Text passage start

Beane took over as GM in 1997, building on a firm foundation left by Sandy Alderson. Beane fostered an atmosphere of mutual respect around the organization that led to shared success among scouts and instructors, and the A’s were Baseball America’s Organization of the Year in 1999. After Fuson’s departure and the beginning of the Moneyball era, things started to change. The once single-minded Beane emerged as a celebrity, serving on corporate boards, becoming a highly paid motivational speaker and pursuing an interest in international soccer. DePodesta left before the 2004 season to become GM of the Dodgers. He lasted two years, caught on with the Padres and this year joined Alderson and the Mets as vice president of scouting and player development.
The A’s quietly stepped away from the mantras of “Moneyball.” By 2006, they used their top pick on high school pitcher Trevor Cahill, a refutation of the principles that dictated that premium picks should not be squandered on prep pitchers. Fuson returned to the organization before the 2010 season as a special adviser.
The draft strategy that Lewis touted simply did not work. The A’s elevated on-base ability to the level of the most coveted tool, and the organization found itself with one-dimensional players who could not find positions or excel in the majors, leaving the A’s short on talent and struggling at the big league level. For a small-market team, drafting and development is critical, and the draft had failed the Athletics.

Text passage end

## Instructions
**1.** List every person named in the passage on the A's and Moneyball.
**2.** Carry on the passage on the A's and Moneyball from its last sentence.

Data extract start

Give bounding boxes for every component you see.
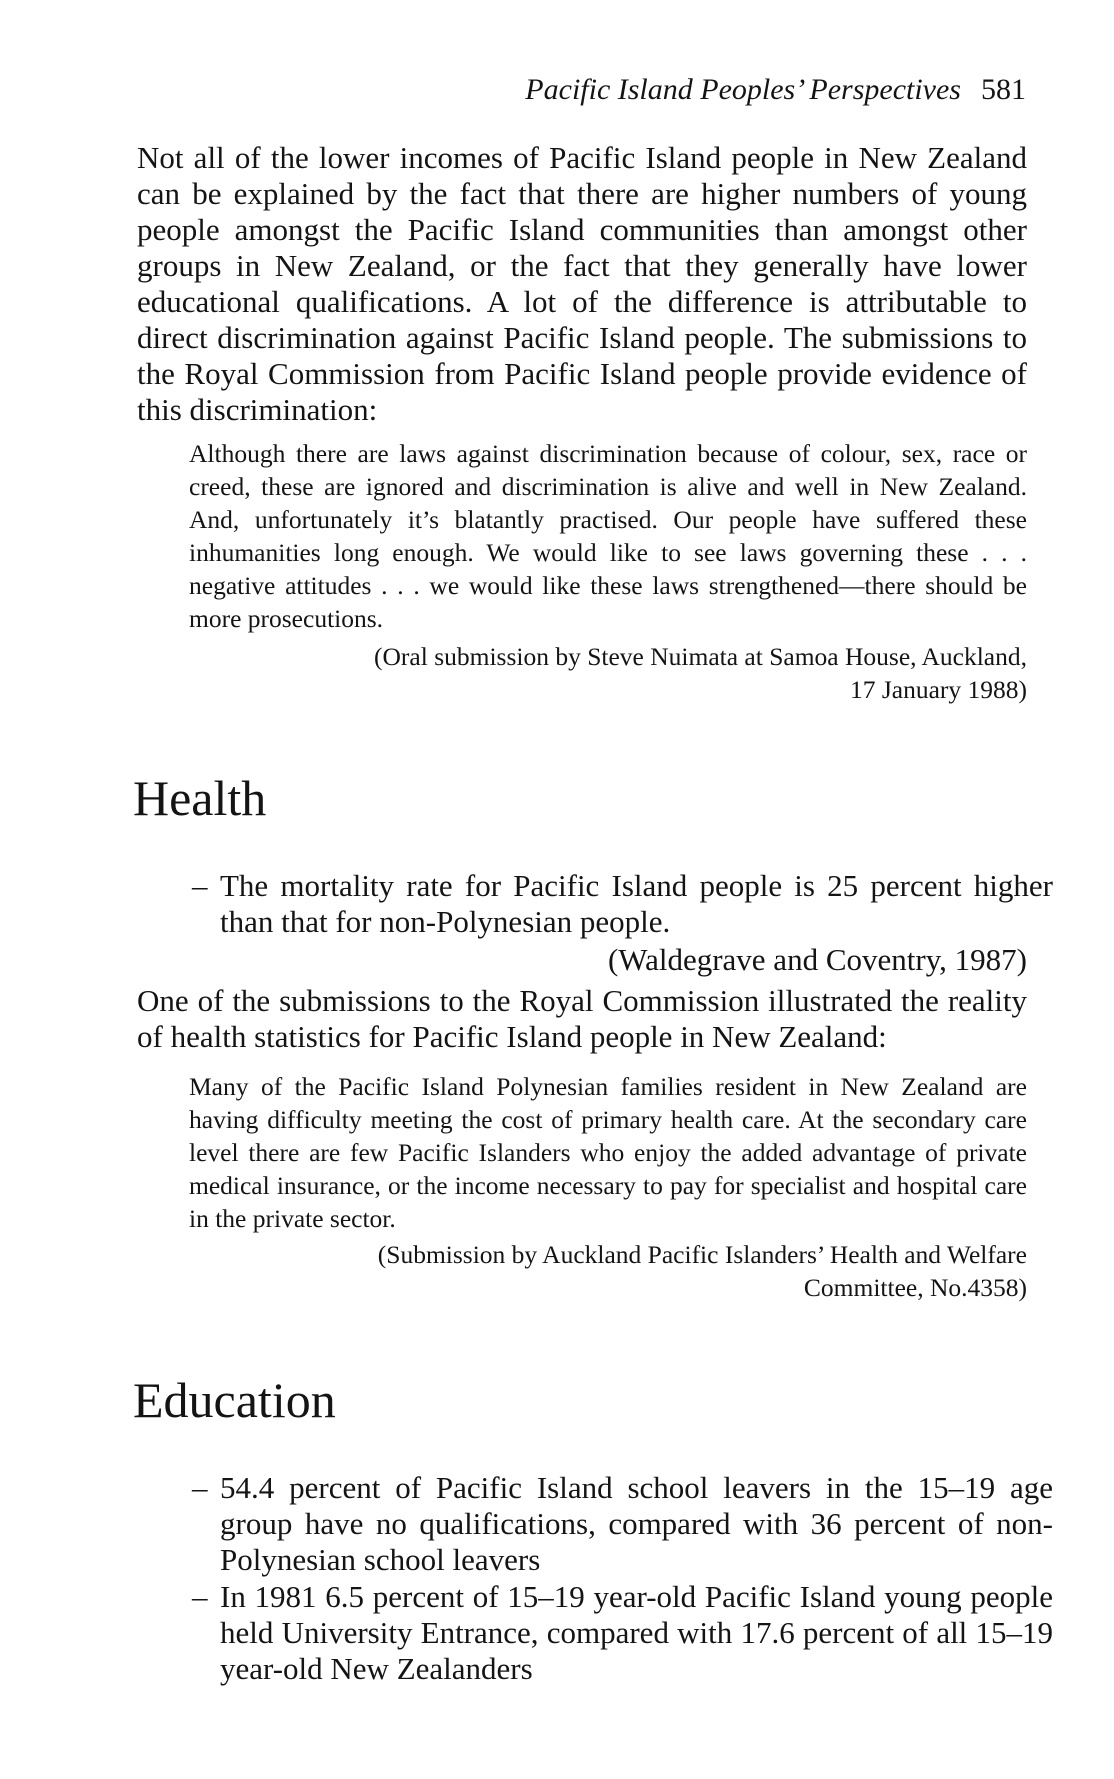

Data extract end

## Results
**1.** Beane, Sandy Alderson, Fuson, DePodesta, Trevor Cahill, Lewis

**2.**
So as “Moneyball,” the movie, hits theaters, Moneyball, the philosophy, collapses into rubble, and “Moneyball,” the book, begins to look like a literary antiquity.
Old hands will call this the wages of hubris and mutter about the Baseball Gods. In retrospect, it was preposterous to boast about the genius of a plan that had never been tested. Viewing the book now, eight years after publication, is like walking through a museum of the obsolete. Not only does Lewis gloat about the inevitable success of the A’s new approach, but he extols the virtues of derivatives and Wall Street brilliance. That does not carry the same luster in 2011.
One irony of Lewis’s tirade against the old guard is that other teams have sought (and found) different ways to succeed in the wake of “Moneyball.” One American League scout said, “The book made you realize there are other ways to think. It made people look at things from a different perspective.” The Twins and Rays, to cite two examples, have put together sustained success while battling payroll issues. Most teams now use sabermetrics both in scouting and to prepare for upcoming opponents. Teams are always looking for an edge, and “Moneyball” made creative thinking more acceptable.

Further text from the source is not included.